TASK STATEMENT
Write the listing below out again exactly, dropping the images.

[Collected data entries]
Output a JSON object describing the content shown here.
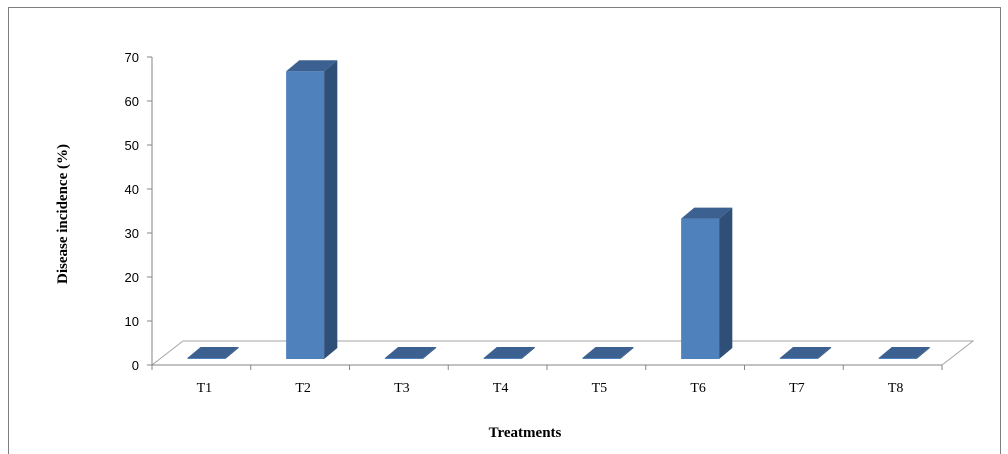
{
  "chart_data": {
    "type": "bar",
    "style": "3d-column",
    "categories": [
      "T1",
      "T2",
      "T3",
      "T4",
      "T5",
      "T6",
      "T7",
      "T8"
    ],
    "values": [
      0,
      67,
      0,
      0,
      0,
      33.5,
      0,
      0
    ],
    "xlabel": "Treatments",
    "ylabel": "Disease incidence (%)",
    "ylim": [
      0,
      70
    ],
    "yticks": [
      0,
      10,
      20,
      30,
      40,
      50,
      60,
      70
    ],
    "grid": false,
    "legend": "none",
    "colors": {
      "bar_front": "#4f81bd",
      "bar_side": "#2f4f78",
      "bar_top": "#3c6191",
      "floor_stroke": "#a6a6a6",
      "axis": "#868686"
    }
  }
}
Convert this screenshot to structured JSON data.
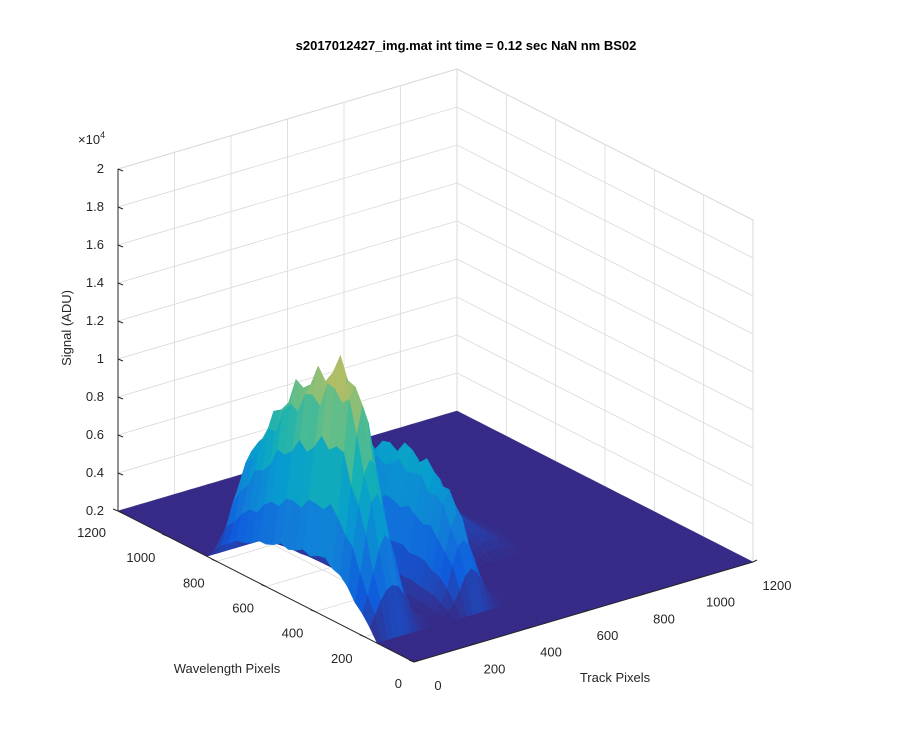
{
  "chart_data": {
    "type": "surface",
    "title": "s2017012427_img.mat int time = 0.12 sec  NaN nm BS02",
    "xlabel": "Track Pixels",
    "ylabel": "Wavelength Pixels",
    "zlabel": "Signal (ADU)",
    "z_exponent_label": "×10",
    "z_exponent_power": "4",
    "xlim": [
      0,
      1200
    ],
    "ylim": [
      0,
      1200
    ],
    "zlim": [
      2000,
      20000
    ],
    "x_ticks": [
      "0",
      "200",
      "400",
      "600",
      "800",
      "1000",
      "1200"
    ],
    "y_ticks": [
      "0",
      "200",
      "400",
      "600",
      "800",
      "1000",
      "1200"
    ],
    "z_ticks": [
      "0.2",
      "0.4",
      "0.6",
      "0.8",
      "1",
      "1.2",
      "1.4",
      "1.6",
      "1.8",
      "2"
    ],
    "z_tick_values": [
      2000,
      4000,
      6000,
      8000,
      10000,
      12000,
      14000,
      16000,
      18000,
      20000
    ],
    "grid": true,
    "colormap": "parula",
    "baseline_signal": 2000,
    "peaks": [
      {
        "track_center": 80,
        "track_width": 70,
        "wavelength_range": [
          150,
          1000
        ],
        "max_signal": 16800
      },
      {
        "track_center": 360,
        "track_width": 60,
        "wavelength_range": [
          150,
          950
        ],
        "max_signal": 11200
      },
      {
        "track_center": 650,
        "track_width": 70,
        "wavelength_range": [
          400,
          900
        ],
        "max_signal": 3400
      }
    ]
  }
}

EXERCISE RESULT
Output a JSON object describing the content shown here.
{
  "chart_data": {
    "type": "bar",
    "style": "3d-column",
    "categories": [
      "T1",
      "T2",
      "T3",
      "T4",
      "T5",
      "T6",
      "T7",
      "T8"
    ],
    "values": [
      0,
      67,
      0,
      0,
      0,
      33.5,
      0,
      0
    ],
    "xlabel": "Treatments",
    "ylabel": "Disease incidence (%)",
    "ylim": [
      0,
      70
    ],
    "yticks": [
      0,
      10,
      20,
      30,
      40,
      50,
      60,
      70
    ],
    "grid": false,
    "legend": "none",
    "colors": {
      "bar_front": "#4f81bd",
      "bar_side": "#2f4f78",
      "bar_top": "#3c6191",
      "floor_stroke": "#a6a6a6",
      "axis": "#868686"
    }
  }
}
Convert this screenshot to structured JSON data.
{
  "chart_data": {
    "type": "surface",
    "title": "s2017012427_img.mat int time = 0.12 sec  NaN nm BS02",
    "xlabel": "Track Pixels",
    "ylabel": "Wavelength Pixels",
    "zlabel": "Signal (ADU)",
    "z_exponent_label": "×10",
    "z_exponent_power": "4",
    "xlim": [
      0,
      1200
    ],
    "ylim": [
      0,
      1200
    ],
    "zlim": [
      2000,
      20000
    ],
    "x_ticks": [
      "0",
      "200",
      "400",
      "600",
      "800",
      "1000",
      "1200"
    ],
    "y_ticks": [
      "0",
      "200",
      "400",
      "600",
      "800",
      "1000",
      "1200"
    ],
    "z_ticks": [
      "0.2",
      "0.4",
      "0.6",
      "0.8",
      "1",
      "1.2",
      "1.4",
      "1.6",
      "1.8",
      "2"
    ],
    "z_tick_values": [
      2000,
      4000,
      6000,
      8000,
      10000,
      12000,
      14000,
      16000,
      18000,
      20000
    ],
    "grid": true,
    "colormap": "parula",
    "baseline_signal": 2000,
    "peaks": [
      {
        "track_center": 80,
        "track_width": 70,
        "wavelength_range": [
          150,
          1000
        ],
        "max_signal": 16800
      },
      {
        "track_center": 360,
        "track_width": 60,
        "wavelength_range": [
          150,
          950
        ],
        "max_signal": 11200
      },
      {
        "track_center": 650,
        "track_width": 70,
        "wavelength_range": [
          400,
          900
        ],
        "max_signal": 3400
      }
    ]
  }
}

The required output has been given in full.